-- START OF Supplied records --

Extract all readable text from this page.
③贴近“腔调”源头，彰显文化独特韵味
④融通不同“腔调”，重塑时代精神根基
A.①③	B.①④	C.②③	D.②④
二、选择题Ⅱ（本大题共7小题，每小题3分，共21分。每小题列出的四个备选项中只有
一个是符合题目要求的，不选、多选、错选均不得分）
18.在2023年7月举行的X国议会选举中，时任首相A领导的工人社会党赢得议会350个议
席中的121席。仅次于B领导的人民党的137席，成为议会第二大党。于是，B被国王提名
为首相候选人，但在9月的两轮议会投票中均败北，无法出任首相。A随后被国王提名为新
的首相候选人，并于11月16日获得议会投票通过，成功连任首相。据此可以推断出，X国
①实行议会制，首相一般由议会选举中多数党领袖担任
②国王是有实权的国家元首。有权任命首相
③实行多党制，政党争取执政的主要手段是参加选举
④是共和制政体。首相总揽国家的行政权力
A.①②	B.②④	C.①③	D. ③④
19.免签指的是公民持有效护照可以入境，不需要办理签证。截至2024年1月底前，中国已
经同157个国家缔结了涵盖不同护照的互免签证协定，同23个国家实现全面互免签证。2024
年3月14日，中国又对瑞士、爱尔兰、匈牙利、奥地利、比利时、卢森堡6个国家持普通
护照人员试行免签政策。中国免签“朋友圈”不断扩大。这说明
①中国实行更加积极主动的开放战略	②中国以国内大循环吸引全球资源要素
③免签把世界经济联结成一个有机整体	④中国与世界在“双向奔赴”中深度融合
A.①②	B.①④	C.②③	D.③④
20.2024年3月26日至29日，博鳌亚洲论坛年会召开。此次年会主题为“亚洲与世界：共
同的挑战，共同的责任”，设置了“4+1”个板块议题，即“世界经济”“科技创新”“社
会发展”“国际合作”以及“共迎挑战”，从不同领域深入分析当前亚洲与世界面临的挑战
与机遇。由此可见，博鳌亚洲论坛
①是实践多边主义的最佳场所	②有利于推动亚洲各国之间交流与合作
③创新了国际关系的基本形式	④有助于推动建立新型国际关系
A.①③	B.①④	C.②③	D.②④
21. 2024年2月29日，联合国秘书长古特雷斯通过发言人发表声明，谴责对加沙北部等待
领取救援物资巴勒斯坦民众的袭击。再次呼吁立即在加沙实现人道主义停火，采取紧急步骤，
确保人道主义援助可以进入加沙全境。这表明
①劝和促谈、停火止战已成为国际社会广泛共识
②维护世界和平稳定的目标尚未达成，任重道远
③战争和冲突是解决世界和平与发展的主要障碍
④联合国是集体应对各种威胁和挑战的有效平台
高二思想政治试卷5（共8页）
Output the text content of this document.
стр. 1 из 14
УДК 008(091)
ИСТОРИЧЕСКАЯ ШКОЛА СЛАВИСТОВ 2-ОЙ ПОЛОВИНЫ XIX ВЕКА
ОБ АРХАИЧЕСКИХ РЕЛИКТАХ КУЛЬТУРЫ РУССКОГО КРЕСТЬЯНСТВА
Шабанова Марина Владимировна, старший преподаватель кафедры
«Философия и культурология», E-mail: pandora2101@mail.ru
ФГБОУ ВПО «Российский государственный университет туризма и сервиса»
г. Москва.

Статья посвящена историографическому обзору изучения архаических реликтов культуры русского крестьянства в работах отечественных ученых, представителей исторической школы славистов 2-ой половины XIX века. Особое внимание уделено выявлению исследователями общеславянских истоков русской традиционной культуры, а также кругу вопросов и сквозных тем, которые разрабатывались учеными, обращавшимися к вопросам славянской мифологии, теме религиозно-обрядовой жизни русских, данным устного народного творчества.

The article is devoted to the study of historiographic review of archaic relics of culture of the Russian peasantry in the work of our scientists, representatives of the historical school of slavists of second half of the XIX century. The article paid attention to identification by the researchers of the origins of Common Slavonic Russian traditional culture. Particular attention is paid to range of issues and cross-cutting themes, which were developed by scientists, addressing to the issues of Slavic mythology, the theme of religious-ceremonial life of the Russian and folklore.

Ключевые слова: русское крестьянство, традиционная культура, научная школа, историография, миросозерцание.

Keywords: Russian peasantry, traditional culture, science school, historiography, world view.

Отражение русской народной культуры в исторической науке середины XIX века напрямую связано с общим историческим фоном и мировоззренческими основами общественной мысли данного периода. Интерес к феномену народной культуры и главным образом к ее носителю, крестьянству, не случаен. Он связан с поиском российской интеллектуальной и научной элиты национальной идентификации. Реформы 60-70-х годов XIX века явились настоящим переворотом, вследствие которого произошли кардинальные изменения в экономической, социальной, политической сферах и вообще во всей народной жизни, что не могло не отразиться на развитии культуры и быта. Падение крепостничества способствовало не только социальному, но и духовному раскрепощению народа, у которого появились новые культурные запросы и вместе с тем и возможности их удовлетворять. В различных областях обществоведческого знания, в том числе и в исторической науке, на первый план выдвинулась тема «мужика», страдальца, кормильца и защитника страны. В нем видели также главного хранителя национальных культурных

-- END OF Supplied records --

Task instructions → Of all the lines in the listing above, how many include "this"? Write only the number.

Complete output → 2